*STATED PROBLEM*.
Go through the entries below and print each one exactly, leaving out pictures.

-------- SUPPLIED MATERIAL --------

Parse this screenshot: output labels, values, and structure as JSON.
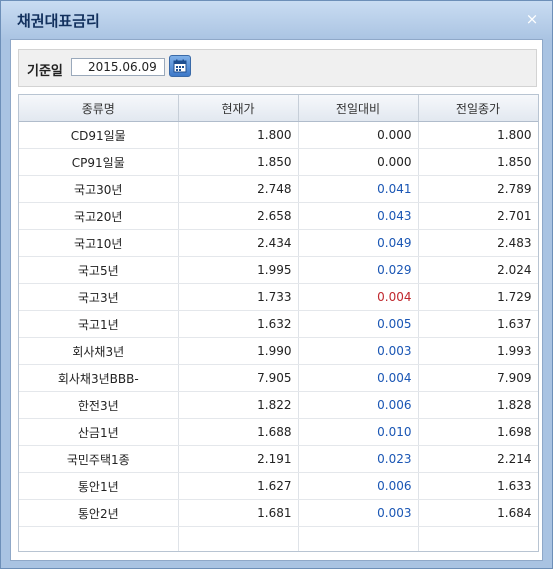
{
  "window": {
    "title": "채권대표금리",
    "close_symbol": "×"
  },
  "filter": {
    "label": "기준일",
    "date_value": "2015.06.09"
  },
  "icons": {
    "calendar": "calendar-icon",
    "close": "close-icon"
  },
  "colors": {
    "up": "#1a56b4",
    "down": "#c0282e",
    "title": "#13315e"
  },
  "table": {
    "columns": [
      "종류명",
      "현재가",
      "전일대비",
      "전일종가"
    ],
    "rows": [
      {
        "name": "CD91일물",
        "current": "1.800",
        "change": "0.000",
        "prev": "1.800",
        "dir": "neutral"
      },
      {
        "name": "CP91일물",
        "current": "1.850",
        "change": "0.000",
        "prev": "1.850",
        "dir": "neutral"
      },
      {
        "name": "국고30년",
        "current": "2.748",
        "change": "0.041",
        "prev": "2.789",
        "dir": "pos"
      },
      {
        "name": "국고20년",
        "current": "2.658",
        "change": "0.043",
        "prev": "2.701",
        "dir": "pos"
      },
      {
        "name": "국고10년",
        "current": "2.434",
        "change": "0.049",
        "prev": "2.483",
        "dir": "pos"
      },
      {
        "name": "국고5년",
        "current": "1.995",
        "change": "0.029",
        "prev": "2.024",
        "dir": "pos"
      },
      {
        "name": "국고3년",
        "current": "1.733",
        "change": "0.004",
        "prev": "1.729",
        "dir": "neg"
      },
      {
        "name": "국고1년",
        "current": "1.632",
        "change": "0.005",
        "prev": "1.637",
        "dir": "pos"
      },
      {
        "name": "회사채3년",
        "current": "1.990",
        "change": "0.003",
        "prev": "1.993",
        "dir": "pos"
      },
      {
        "name": "회사채3년BBB-",
        "current": "7.905",
        "change": "0.004",
        "prev": "7.909",
        "dir": "pos"
      },
      {
        "name": "한전3년",
        "current": "1.822",
        "change": "0.006",
        "prev": "1.828",
        "dir": "pos"
      },
      {
        "name": "산금1년",
        "current": "1.688",
        "change": "0.010",
        "prev": "1.698",
        "dir": "pos"
      },
      {
        "name": "국민주택1종",
        "current": "2.191",
        "change": "0.023",
        "prev": "2.214",
        "dir": "pos"
      },
      {
        "name": "통안1년",
        "current": "1.627",
        "change": "0.006",
        "prev": "1.633",
        "dir": "pos"
      },
      {
        "name": "통안2년",
        "current": "1.681",
        "change": "0.003",
        "prev": "1.684",
        "dir": "pos"
      }
    ]
  }
}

--------

*ANSWER FOR THE TASK*.
Parse this screenshot: output labels, values, and structure as JSON.
{
  "window": {
    "title": "채권대표금리",
    "close_symbol": "×"
  },
  "filter": {
    "label": "기준일",
    "date_value": "2015.06.09"
  },
  "icons": {
    "calendar": "calendar-icon",
    "close": "close-icon"
  },
  "colors": {
    "up": "#1a56b4",
    "down": "#c0282e",
    "title": "#13315e"
  },
  "table": {
    "columns": [
      "종류명",
      "현재가",
      "전일대비",
      "전일종가"
    ],
    "rows": [
      {
        "name": "CD91일물",
        "current": "1.800",
        "change": "0.000",
        "prev": "1.800",
        "dir": "neutral"
      },
      {
        "name": "CP91일물",
        "current": "1.850",
        "change": "0.000",
        "prev": "1.850",
        "dir": "neutral"
      },
      {
        "name": "국고30년",
        "current": "2.748",
        "change": "0.041",
        "prev": "2.789",
        "dir": "pos"
      },
      {
        "name": "국고20년",
        "current": "2.658",
        "change": "0.043",
        "prev": "2.701",
        "dir": "pos"
      },
      {
        "name": "국고10년",
        "current": "2.434",
        "change": "0.049",
        "prev": "2.483",
        "dir": "pos"
      },
      {
        "name": "국고5년",
        "current": "1.995",
        "change": "0.029",
        "prev": "2.024",
        "dir": "pos"
      },
      {
        "name": "국고3년",
        "current": "1.733",
        "change": "0.004",
        "prev": "1.729",
        "dir": "neg"
      },
      {
        "name": "국고1년",
        "current": "1.632",
        "change": "0.005",
        "prev": "1.637",
        "dir": "pos"
      },
      {
        "name": "회사채3년",
        "current": "1.990",
        "change": "0.003",
        "prev": "1.993",
        "dir": "pos"
      },
      {
        "name": "회사채3년BBB-",
        "current": "7.905",
        "change": "0.004",
        "prev": "7.909",
        "dir": "pos"
      },
      {
        "name": "한전3년",
        "current": "1.822",
        "change": "0.006",
        "prev": "1.828",
        "dir": "pos"
      },
      {
        "name": "산금1년",
        "current": "1.688",
        "change": "0.010",
        "prev": "1.698",
        "dir": "pos"
      },
      {
        "name": "국민주택1종",
        "current": "2.191",
        "change": "0.023",
        "prev": "2.214",
        "dir": "pos"
      },
      {
        "name": "통안1년",
        "current": "1.627",
        "change": "0.006",
        "prev": "1.633",
        "dir": "pos"
      },
      {
        "name": "통안2년",
        "current": "1.681",
        "change": "0.003",
        "prev": "1.684",
        "dir": "pos"
      }
    ]
  }
}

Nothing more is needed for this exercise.